▶ PROBLEM DETAILS: In the following material, identify every line holding the string "horizontal" and return it.

▶ Extracted data entries:
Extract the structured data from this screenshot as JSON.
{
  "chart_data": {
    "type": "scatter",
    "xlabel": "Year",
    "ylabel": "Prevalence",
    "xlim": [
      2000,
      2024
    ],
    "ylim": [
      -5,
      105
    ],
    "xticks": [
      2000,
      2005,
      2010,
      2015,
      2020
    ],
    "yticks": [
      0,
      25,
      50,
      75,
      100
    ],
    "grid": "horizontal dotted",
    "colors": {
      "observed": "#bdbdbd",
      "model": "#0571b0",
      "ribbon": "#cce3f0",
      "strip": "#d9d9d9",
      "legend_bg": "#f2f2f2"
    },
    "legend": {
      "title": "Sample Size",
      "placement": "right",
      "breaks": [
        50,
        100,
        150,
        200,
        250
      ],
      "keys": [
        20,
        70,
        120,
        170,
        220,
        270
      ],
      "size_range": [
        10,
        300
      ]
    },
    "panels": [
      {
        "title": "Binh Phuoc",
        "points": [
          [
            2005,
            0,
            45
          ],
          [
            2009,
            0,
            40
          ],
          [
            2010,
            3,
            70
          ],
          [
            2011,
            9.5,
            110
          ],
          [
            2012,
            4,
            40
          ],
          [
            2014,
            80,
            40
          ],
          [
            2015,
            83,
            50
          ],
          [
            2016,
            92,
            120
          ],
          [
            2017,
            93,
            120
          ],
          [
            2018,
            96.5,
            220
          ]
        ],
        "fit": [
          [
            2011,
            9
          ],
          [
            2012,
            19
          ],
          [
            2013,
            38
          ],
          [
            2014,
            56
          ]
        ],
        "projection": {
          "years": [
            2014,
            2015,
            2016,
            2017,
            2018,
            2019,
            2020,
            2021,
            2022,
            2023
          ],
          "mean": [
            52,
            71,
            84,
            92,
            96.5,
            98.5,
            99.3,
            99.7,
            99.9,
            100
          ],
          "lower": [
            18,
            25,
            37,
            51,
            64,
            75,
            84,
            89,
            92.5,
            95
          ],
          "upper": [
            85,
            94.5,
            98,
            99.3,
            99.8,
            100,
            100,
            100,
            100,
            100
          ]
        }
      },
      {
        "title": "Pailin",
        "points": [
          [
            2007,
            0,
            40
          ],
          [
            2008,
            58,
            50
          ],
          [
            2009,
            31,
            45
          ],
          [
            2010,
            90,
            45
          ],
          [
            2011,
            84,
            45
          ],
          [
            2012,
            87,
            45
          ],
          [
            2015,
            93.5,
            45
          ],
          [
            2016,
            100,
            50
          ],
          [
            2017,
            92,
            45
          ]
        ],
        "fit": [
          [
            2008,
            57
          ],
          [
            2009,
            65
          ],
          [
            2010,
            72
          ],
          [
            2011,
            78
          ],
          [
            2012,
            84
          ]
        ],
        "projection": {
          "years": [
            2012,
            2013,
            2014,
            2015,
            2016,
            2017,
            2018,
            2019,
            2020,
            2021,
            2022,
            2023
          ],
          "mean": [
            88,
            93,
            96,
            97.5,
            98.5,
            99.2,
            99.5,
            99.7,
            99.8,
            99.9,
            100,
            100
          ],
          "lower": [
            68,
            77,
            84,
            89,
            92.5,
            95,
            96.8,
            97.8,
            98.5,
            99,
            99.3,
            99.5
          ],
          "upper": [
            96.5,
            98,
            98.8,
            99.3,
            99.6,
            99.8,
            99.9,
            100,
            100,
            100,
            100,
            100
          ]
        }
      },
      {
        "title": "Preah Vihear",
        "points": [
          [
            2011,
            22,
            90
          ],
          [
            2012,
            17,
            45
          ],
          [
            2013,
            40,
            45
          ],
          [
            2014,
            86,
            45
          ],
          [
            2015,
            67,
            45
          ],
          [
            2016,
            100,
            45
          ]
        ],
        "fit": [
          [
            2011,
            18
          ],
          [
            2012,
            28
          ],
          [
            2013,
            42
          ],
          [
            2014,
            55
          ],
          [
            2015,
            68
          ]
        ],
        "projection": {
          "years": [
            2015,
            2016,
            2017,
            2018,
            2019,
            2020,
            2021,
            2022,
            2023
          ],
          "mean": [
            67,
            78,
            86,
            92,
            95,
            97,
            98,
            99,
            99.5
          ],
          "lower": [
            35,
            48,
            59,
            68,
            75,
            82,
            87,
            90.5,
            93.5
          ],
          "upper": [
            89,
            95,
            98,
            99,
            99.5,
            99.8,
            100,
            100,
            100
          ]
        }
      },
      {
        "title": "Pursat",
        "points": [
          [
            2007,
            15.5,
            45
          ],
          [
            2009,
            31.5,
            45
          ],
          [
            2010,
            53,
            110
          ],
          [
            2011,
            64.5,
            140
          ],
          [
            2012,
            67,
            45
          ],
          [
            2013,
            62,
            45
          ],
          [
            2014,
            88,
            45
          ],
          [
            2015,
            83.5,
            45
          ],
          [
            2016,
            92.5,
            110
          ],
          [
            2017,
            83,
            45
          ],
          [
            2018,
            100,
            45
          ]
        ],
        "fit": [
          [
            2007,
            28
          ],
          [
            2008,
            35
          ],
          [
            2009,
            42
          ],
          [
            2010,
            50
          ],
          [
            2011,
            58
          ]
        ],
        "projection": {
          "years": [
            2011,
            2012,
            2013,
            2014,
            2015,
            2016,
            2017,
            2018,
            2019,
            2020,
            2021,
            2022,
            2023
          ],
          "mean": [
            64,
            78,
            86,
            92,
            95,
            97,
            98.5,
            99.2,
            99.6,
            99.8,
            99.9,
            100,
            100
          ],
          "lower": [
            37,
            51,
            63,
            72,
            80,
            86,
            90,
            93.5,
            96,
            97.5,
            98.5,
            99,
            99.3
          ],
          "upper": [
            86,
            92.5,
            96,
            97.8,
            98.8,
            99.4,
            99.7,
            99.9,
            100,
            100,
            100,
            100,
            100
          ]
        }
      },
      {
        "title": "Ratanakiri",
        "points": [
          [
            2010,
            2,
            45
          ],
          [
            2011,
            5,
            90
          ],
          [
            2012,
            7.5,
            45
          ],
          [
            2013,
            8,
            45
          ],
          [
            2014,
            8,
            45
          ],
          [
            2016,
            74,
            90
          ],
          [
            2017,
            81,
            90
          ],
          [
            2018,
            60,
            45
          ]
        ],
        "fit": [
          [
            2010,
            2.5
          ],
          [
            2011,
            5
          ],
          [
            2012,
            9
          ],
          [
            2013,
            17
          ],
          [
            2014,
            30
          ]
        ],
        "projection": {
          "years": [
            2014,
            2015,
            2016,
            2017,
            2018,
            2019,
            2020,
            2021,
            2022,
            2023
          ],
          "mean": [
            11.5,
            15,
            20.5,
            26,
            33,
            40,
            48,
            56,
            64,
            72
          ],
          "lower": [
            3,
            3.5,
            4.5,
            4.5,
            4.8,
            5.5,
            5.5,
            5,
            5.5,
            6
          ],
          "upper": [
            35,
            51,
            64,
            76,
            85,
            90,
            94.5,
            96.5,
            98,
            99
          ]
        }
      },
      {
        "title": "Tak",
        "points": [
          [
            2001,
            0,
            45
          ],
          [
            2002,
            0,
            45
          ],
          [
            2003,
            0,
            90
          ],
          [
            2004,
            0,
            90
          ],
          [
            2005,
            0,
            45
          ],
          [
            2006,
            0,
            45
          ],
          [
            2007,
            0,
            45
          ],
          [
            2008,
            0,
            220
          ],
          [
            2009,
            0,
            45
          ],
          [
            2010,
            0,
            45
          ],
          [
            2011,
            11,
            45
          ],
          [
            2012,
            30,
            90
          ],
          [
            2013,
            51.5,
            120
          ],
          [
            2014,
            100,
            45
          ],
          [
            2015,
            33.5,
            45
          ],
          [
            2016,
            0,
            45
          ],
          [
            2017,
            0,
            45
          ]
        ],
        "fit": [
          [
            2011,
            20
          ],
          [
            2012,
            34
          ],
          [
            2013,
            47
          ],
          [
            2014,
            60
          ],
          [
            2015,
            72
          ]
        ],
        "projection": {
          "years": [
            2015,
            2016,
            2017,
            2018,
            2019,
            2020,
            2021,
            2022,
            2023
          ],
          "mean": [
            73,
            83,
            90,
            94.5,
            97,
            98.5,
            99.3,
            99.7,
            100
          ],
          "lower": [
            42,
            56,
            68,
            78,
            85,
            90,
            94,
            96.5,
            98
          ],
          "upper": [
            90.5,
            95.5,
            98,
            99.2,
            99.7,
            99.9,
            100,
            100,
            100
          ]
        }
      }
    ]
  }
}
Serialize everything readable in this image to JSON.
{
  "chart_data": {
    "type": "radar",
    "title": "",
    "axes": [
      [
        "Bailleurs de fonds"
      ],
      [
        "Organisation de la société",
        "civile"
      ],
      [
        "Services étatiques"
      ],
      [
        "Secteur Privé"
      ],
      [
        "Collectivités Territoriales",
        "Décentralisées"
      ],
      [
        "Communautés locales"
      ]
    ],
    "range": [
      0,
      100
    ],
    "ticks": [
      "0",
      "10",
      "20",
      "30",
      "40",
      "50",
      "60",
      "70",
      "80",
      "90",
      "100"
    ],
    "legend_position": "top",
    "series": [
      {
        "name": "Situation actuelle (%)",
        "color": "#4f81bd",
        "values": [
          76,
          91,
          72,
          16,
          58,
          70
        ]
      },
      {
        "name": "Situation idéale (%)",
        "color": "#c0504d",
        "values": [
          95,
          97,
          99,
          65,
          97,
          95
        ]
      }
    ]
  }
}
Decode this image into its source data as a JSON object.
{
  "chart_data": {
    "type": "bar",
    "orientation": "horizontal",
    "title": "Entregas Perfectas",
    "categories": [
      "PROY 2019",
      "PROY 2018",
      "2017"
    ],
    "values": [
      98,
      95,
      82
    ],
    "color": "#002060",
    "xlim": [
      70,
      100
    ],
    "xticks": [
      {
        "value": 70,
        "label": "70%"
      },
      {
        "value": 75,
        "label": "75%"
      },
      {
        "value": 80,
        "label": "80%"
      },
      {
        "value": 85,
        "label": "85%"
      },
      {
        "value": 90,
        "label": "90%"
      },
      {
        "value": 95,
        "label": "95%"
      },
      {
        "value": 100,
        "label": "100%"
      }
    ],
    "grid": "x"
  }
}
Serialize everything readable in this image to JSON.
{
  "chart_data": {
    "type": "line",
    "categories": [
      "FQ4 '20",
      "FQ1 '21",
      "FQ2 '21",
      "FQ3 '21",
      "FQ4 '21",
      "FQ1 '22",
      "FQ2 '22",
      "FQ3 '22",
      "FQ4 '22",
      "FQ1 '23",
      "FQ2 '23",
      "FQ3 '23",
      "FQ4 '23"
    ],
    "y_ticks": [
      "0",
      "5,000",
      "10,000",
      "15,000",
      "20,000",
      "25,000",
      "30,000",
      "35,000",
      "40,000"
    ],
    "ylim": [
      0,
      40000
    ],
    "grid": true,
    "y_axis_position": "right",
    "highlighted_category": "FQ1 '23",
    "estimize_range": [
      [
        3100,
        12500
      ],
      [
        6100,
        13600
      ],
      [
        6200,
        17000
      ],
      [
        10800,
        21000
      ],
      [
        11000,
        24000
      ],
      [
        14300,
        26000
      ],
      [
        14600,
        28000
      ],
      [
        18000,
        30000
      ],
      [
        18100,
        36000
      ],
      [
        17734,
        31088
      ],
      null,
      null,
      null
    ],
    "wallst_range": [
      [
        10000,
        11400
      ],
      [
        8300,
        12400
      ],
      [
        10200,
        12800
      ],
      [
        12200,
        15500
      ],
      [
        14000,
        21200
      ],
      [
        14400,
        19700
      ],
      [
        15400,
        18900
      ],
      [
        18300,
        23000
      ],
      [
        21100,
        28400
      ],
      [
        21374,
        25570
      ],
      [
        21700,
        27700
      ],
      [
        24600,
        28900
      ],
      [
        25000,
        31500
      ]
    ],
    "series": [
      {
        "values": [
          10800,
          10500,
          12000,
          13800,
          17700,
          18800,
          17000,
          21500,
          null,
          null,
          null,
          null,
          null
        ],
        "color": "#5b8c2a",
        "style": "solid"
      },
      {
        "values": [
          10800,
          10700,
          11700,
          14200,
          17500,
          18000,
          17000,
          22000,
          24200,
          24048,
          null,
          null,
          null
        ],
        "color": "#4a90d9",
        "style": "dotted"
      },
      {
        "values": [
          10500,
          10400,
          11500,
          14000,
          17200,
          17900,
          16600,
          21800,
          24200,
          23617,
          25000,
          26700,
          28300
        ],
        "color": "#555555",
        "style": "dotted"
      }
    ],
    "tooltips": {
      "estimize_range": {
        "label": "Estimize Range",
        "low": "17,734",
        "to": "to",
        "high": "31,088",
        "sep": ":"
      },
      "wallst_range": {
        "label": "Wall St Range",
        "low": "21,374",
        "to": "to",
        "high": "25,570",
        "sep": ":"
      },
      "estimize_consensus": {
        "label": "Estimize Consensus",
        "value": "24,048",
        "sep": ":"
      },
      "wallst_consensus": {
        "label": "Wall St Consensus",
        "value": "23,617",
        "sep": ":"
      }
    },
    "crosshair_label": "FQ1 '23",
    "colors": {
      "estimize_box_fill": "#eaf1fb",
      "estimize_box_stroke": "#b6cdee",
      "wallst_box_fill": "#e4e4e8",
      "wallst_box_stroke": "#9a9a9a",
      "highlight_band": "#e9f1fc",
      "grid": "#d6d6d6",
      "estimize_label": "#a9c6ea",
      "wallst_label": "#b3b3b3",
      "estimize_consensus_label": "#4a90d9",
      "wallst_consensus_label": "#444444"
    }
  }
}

▶ REPLY:
    "grid": "horizontal dotted",
    "orientation": "horizontal",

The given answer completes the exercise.